- Required task: Find the lines that hold the word "silicate" and return them.

Excerpt from a dataset
• • • •

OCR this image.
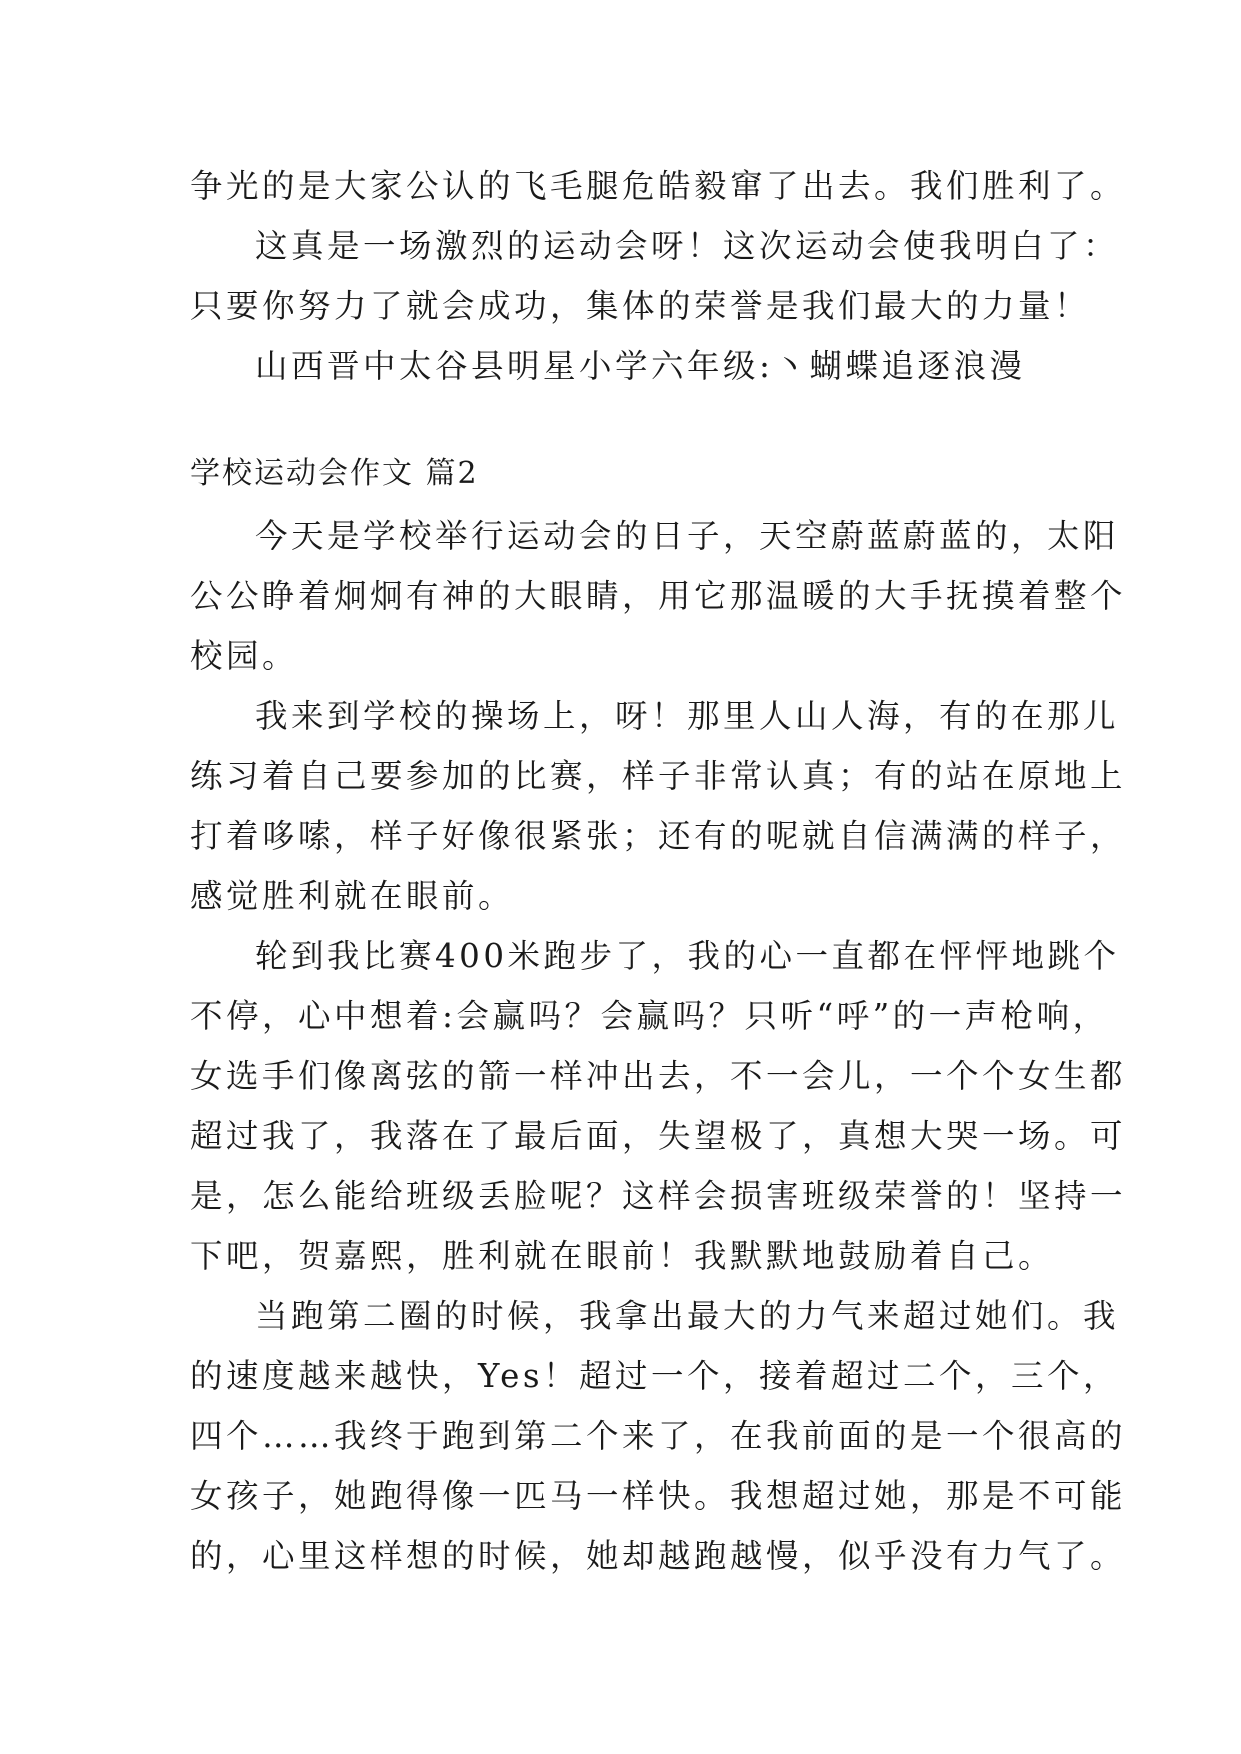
争光的是大家公认的飞毛腿危皓毅窜了出去。我们胜利了。
这真是一场激烈的运动会呀！这次运动会使我明白了：
只要你努力了就会成功，集体的荣誉是我们最大的力量！
山西晋中太谷县明星小学六年级:丶蝴蝶追逐浪漫
学校运动会作文 篇2
今天是学校举行运动会的日子，天空蔚蓝蔚蓝的，太阳
公公睁着炯炯有神的大眼睛，用它那温暖的大手抚摸着整个
校园。
我来到学校的操场上，呀！那里人山人海，有的在那儿
练习着自己要参加的比赛，样子非常认真；有的站在原地上
打着哆嗦，样子好像很紧张；还有的呢就自信满满的样子，
感觉胜利就在眼前。
轮到我比赛400米跑步了，我的心一直都在怦怦地跳个
不停，心中想着:会赢吗？会赢吗？只听“呼”的一声枪响，
女选手们像离弦的箭一样冲出去，不一会儿，一个个女生都
超过我了，我落在了最后面，失望极了，真想大哭一场。可
是，怎么能给班级丢脸呢？这样会损害班级荣誉的！坚持一
下吧，贺嘉熙，胜利就在眼前！我默默地鼓励着自己。
当跑第二圈的时候，我拿出最大的力气来超过她们。我
的速度越来越快，Yes！超过一个，接着超过二个，三个，
四个……我终于跑到第二个来了，在我前面的是一个很高的
女孩子，她跑得像一匹马一样快。我想超过她，那是不可能
的，心里这样想的时候，她却越跑越慢，似乎没有力气了。
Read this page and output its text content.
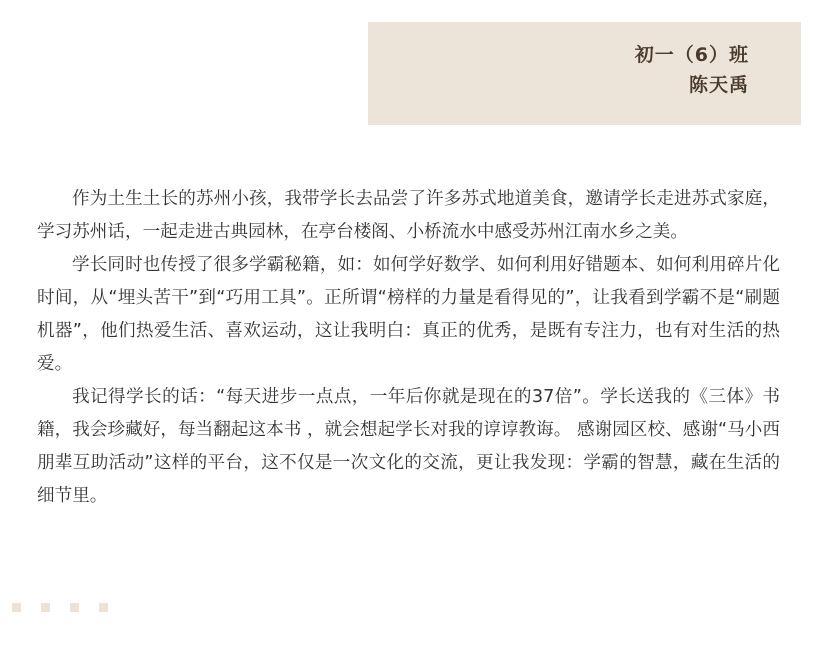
初一（6）班
陈天禹

作为土生土长的苏州小孩，我带学长去品尝了许多苏式地道美食，邀请学长走进苏式家庭，学习苏州话，一起走进古典园林，在亭台楼阁、小桥流水中感受苏州江南水乡之美。

学长同时也传授了很多学霸秘籍，如：如何学好数学、如何利用好错题本、如何利用碎片化时间，从“埋头苦干”到“巧用工具”。正所谓“榜样的力量是看得见的”，让我看到学霸不是“刷题机器”，他们热爱生活、喜欢运动，这让我明白：真正的优秀，是既有专注力，也有对生活的热爱。

我记得学长的话：“每天进步一点点，一年后你就是现在的37倍”。学长送我的《三体》书籍，我会珍藏好，每当翻起这本书 ，就会想起学长对我的谆谆教诲。 感谢园区校、感谢“马小西朋辈互助活动”这样的平台，这不仅是一次文化的交流，更让我发现：学霸的智慧，藏在生活的细节里。
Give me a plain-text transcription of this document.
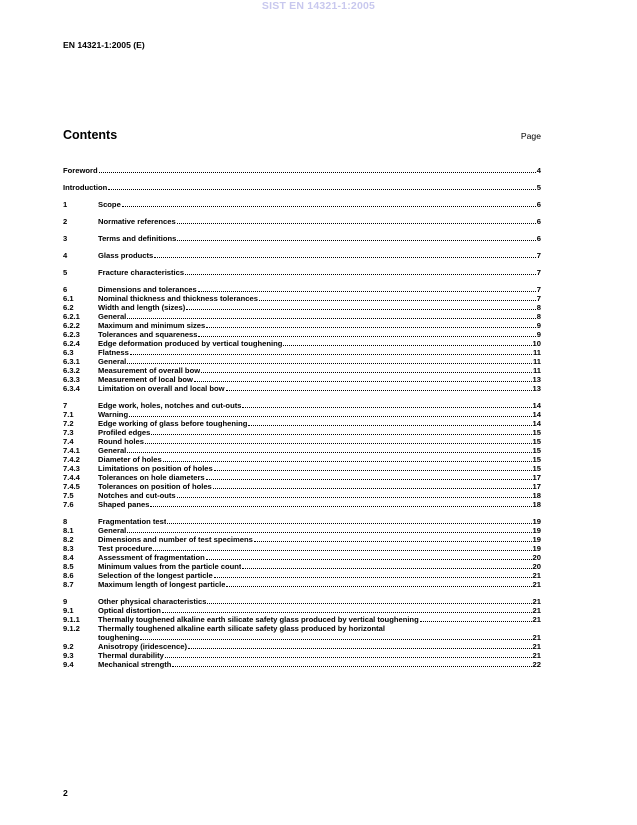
SIST EN 14321-1:2005
EN 14321-1:2005 (E)
Contents	Page
Foreword	4
Introduction	5
1	Scope	6
2	Normative references	6
3	Terms and definitions	6
4	Glass products	7
5	Fracture characteristics	7
6	Dimensions and tolerances	7
6.1	Nominal thickness and thickness tolerances	7
6.2	Width and length (sizes)	8
6.2.1	General	8
6.2.2	Maximum and minimum sizes	9
6.2.3	Tolerances and squareness	9
6.2.4	Edge deformation produced by vertical toughening	10
6.3	Flatness	11
6.3.1	General	11
6.3.2	Measurement of overall bow	11
6.3.3	Measurement of local bow	13
6.3.4	Limitation on overall and local bow	13
7	Edge work, holes, notches and cut-outs	14
7.1	Warning	14
7.2	Edge working of glass before toughening	14
7.3	Profiled edges	15
7.4	Round holes	15
7.4.1	General	15
7.4.2	Diameter of holes	15
7.4.3	Limitations on position of holes	15
7.4.4	Tolerances on hole diameters	17
7.4.5	Tolerances on position of holes	17
7.5	Notches and cut-outs	18
7.6	Shaped panes	18
8	Fragmentation test	19
8.1	General	19
8.2	Dimensions and number of test specimens	19
8.3	Test procedure	19
8.4	Assessment of fragmentation	20
8.5	Minimum values from the particle count	20
8.6	Selection of the longest particle	21
8.7	Maximum length of longest particle	21
9	Other physical characteristics	21
9.1	Optical distortion	21
9.1.1	Thermally toughened alkaline earth silicate safety glass produced by vertical toughening	21
9.1.2	Thermally toughened alkaline earth silicate safety glass produced by horizontal
toughening	21
9.2	Anisotropy (iridescence)	21
9.3	Thermal durability	21
9.4	Mechanical strength	22
2
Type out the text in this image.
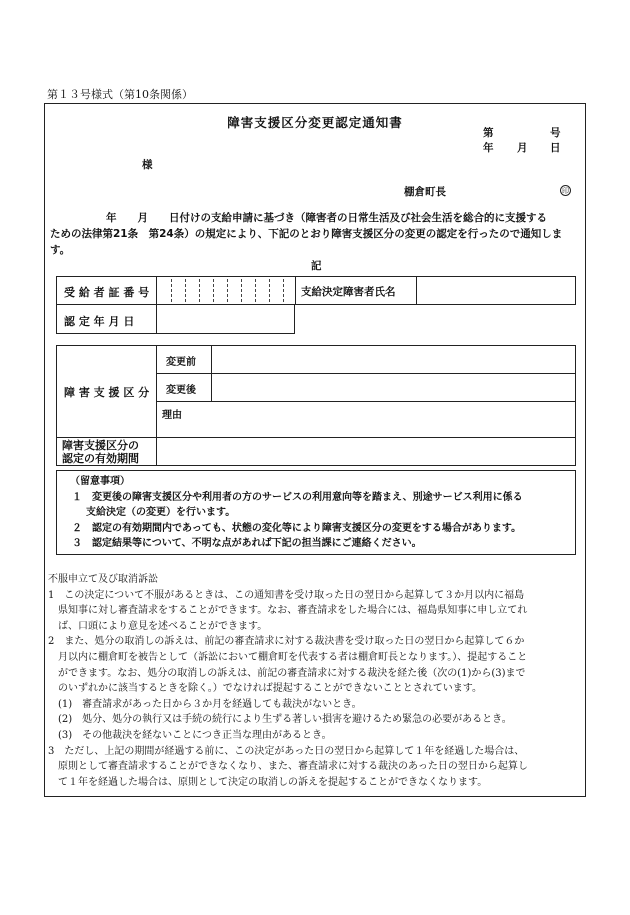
第１３号様式（第10条関係）
障害支援区分変更認定通知書
第	号
年 月 日
様
棚倉町長	印

年　　月　　日付けの支給申請に基づき（障害者の日常生活及び社会生活を総合的に支援する

ための法律第21条　第24条）の規定により、下記のとおり障害支援区分の変更の認定を行ったので通知しま

す。

記
受 給 者 証 番 号	支給決定障害者氏名
認 定 年 月 日
障 害 支 援 区 分
変更前
変更後
理由
障害支援区分の
認定の有効期間

（留意事項）

１　変更後の障害支援区分や利用者の方のサービスの利用意向等を踏まえ、別途サービス利用に係る

支給決定（の変更）を行います。

２　認定の有効期間内であっても、状態の変化等により障害支援区分の変更をする場合があります。

３　認定結果等について、不明な点があれば下記の担当課にご連絡ください。

不服申立て及び取消訴訟

1　この決定について不服があるときは、この通知書を受け取った日の翌日から起算して３か月以内に福島

　県知事に対し審査請求をすることができます。なお、審査請求をした場合には、福島県知事に申し立てれ

　ば、口頭により意見を述べることができます。

2　また、処分の取消しの訴えは、前記の審査請求に対する裁決書を受け取った日の翌日から起算して６か

　月以内に棚倉町を被告として（訴訟において棚倉町を代表する者は棚倉町長となります。）、提起すること

　ができます。なお、処分の取消しの訴えは、前記の審査請求に対する裁決を経た後（次の(1)から(3)まで

　のいずれかに該当するときを除く。）でなければ提起することができないこととされています。

　(1)　審査請求があった日から３か月を経過しても裁決がないとき。

　(2)　処分、処分の執行又は手続の続行により生ずる著しい損害を避けるため緊急の必要があるとき。

　(3)　その他裁決を経ないことにつき正当な理由があるとき。

3　ただし、上記の期間が経過する前に、この決定があった日の翌日から起算して１年を経過した場合は、

　原則として審査請求することができなくなり、また、審査請求に対する裁決のあった日の翌日から起算し

　て１年を経過した場合は、原則として決定の取消しの訴えを提起することができなくなります。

• • • •

- Result of this exercise:
9.1.1	Thermally toughened alkaline earth silicate safety glass produced by vertical toughening	21
9.1.2	Thermally toughened alkaline earth silicate safety glass produced by horizontal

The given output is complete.